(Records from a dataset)

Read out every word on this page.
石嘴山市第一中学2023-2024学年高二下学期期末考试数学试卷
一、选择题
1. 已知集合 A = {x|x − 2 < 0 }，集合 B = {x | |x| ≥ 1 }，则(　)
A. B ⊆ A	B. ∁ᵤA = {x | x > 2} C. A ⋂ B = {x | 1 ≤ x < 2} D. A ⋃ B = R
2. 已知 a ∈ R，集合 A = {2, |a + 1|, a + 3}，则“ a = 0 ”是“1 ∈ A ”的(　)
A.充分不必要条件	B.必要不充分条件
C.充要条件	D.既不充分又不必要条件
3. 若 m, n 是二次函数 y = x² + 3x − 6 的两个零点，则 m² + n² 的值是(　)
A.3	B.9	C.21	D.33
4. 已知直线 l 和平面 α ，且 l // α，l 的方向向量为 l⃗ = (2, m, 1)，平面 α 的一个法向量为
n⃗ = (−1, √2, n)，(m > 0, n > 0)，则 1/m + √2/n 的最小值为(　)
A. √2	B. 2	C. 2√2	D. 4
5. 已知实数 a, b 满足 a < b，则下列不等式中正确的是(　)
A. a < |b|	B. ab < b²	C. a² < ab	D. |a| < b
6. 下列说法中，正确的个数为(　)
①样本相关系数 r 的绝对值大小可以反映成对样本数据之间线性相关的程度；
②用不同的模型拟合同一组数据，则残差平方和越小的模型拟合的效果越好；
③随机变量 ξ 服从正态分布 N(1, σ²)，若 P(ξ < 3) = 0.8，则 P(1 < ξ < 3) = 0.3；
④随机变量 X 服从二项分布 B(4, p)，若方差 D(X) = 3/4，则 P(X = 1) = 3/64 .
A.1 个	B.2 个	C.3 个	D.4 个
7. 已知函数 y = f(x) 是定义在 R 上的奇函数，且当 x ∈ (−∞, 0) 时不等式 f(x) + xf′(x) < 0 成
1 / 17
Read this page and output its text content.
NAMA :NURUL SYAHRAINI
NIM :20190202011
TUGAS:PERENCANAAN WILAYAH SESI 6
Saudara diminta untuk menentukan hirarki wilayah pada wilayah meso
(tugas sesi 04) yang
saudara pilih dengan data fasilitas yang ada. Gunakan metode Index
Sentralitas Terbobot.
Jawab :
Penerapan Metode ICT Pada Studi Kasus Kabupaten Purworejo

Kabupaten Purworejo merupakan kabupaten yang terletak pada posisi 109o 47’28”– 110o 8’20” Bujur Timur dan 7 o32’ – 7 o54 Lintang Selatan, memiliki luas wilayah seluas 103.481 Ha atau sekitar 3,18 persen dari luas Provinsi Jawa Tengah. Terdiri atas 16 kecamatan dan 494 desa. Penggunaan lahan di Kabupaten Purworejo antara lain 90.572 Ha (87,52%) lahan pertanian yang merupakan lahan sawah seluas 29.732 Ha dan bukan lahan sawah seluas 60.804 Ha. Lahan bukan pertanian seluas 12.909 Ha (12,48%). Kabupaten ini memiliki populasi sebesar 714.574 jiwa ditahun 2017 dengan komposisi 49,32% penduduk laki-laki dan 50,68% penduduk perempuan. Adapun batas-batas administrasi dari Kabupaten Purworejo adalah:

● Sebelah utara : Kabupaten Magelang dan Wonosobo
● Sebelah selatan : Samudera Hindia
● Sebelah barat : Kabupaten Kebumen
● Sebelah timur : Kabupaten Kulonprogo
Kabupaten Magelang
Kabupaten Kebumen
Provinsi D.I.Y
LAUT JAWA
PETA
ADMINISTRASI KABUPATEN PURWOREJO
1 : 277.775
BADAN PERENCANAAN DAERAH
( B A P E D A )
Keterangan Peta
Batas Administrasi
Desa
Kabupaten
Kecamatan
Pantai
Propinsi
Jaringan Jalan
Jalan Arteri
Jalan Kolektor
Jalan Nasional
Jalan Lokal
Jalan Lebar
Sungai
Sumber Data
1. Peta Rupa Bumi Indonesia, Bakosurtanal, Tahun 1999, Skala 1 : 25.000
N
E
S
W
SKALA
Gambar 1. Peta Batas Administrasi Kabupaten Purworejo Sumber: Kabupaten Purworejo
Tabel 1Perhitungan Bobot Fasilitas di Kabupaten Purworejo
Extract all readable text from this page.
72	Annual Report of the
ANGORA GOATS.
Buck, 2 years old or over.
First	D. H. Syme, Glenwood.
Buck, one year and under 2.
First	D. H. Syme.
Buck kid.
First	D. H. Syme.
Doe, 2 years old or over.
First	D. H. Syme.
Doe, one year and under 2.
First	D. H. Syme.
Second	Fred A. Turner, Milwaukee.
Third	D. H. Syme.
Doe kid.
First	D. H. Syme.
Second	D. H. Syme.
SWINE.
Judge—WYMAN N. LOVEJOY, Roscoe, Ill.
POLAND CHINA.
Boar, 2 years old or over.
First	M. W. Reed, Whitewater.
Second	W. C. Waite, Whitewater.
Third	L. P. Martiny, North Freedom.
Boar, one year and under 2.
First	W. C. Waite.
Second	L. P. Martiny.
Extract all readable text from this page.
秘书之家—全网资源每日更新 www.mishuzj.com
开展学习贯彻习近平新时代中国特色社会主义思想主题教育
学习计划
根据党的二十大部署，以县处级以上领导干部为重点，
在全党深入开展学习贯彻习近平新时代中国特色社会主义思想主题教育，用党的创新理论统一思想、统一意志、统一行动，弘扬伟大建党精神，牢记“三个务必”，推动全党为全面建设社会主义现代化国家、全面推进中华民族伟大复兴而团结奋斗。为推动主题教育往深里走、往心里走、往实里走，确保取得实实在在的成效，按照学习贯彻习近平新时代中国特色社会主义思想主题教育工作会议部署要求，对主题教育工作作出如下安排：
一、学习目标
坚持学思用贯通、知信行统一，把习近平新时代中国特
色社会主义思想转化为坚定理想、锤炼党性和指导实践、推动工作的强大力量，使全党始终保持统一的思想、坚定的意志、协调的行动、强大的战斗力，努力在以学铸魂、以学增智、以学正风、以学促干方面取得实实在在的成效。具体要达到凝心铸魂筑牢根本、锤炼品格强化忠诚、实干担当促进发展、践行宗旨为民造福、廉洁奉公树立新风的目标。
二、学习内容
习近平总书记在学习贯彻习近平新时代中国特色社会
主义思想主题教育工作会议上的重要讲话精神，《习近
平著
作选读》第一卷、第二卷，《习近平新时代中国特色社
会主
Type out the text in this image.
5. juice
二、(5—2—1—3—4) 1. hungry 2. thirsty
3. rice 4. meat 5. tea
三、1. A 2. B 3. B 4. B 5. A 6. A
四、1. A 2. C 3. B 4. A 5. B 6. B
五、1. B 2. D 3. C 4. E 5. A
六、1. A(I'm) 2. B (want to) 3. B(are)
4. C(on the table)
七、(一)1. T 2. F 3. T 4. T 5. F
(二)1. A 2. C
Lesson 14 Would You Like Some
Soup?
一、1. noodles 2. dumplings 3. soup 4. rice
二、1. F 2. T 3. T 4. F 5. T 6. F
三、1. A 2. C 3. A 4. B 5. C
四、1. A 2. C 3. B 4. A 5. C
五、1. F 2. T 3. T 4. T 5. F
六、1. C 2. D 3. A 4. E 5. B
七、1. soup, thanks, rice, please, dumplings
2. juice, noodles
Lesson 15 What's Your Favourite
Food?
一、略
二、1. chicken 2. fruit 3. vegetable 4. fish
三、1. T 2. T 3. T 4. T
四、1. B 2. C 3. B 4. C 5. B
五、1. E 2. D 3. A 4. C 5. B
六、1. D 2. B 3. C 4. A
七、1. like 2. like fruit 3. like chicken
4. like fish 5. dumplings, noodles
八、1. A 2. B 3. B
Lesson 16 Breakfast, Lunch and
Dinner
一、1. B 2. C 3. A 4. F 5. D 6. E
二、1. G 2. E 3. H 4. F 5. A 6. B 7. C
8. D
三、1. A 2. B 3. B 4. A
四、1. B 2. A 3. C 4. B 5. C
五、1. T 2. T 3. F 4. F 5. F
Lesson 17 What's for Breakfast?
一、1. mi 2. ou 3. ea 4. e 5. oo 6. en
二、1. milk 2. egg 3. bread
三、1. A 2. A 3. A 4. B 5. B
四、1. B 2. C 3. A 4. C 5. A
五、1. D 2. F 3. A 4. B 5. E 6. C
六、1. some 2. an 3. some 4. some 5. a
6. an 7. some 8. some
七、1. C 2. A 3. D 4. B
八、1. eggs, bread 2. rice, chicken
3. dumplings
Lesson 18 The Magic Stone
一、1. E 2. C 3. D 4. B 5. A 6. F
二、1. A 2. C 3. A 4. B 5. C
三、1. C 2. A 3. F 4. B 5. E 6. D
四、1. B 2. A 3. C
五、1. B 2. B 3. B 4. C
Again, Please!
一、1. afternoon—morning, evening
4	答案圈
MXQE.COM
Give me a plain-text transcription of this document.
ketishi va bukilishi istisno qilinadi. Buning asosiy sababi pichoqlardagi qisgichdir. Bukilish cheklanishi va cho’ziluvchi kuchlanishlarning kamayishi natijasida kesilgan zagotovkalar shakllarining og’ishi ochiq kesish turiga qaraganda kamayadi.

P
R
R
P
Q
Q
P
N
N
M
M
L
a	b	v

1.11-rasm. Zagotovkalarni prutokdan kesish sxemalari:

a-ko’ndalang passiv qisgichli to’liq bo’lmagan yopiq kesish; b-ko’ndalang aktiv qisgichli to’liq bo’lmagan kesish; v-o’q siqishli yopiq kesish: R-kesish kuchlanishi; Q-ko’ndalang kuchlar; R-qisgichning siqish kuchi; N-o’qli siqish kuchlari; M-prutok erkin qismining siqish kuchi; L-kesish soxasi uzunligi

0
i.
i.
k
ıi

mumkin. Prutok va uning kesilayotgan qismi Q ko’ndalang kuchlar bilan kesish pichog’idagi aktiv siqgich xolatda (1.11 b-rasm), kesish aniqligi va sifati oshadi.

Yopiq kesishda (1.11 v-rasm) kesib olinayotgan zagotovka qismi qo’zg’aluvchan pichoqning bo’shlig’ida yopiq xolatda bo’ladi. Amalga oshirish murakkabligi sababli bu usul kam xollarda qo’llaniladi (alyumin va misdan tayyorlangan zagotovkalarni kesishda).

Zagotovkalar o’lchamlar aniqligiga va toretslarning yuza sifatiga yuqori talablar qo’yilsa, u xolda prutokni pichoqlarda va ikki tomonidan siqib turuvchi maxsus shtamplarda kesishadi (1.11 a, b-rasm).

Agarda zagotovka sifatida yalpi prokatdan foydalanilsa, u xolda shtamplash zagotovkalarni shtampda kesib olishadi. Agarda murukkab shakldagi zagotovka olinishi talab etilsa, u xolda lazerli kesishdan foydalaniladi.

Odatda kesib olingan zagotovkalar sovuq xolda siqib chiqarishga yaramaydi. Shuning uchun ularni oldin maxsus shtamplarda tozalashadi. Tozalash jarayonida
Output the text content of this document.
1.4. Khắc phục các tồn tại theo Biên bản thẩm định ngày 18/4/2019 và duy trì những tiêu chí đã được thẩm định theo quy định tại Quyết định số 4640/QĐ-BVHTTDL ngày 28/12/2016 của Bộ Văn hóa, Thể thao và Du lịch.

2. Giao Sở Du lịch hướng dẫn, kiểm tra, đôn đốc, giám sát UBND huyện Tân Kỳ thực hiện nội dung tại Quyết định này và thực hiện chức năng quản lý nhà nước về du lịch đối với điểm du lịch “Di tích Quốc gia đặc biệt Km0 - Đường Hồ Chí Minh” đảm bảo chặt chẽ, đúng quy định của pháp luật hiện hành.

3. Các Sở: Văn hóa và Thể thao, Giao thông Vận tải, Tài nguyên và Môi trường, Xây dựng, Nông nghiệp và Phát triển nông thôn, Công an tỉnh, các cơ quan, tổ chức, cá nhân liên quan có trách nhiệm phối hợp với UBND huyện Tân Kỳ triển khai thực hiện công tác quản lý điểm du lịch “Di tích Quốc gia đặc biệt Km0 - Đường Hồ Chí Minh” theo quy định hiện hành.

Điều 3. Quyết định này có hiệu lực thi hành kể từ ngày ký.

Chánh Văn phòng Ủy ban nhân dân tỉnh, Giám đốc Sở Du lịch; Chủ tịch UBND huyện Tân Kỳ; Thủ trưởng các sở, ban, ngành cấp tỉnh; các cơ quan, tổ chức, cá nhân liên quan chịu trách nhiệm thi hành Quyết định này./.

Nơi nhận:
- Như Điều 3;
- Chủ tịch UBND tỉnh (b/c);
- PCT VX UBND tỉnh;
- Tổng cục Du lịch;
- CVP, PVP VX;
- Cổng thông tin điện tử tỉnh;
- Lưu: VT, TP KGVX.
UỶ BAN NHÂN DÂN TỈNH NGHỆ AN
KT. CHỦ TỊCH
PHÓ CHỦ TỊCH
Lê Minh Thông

Job: Copy the lines from the entries above in which the word "Second" appears.

Output:
Second	Fred A. Turner, Milwaukee.
Second	D. H. Syme.
Second	W. C. Waite, Whitewater.
Second	L. P. Martiny.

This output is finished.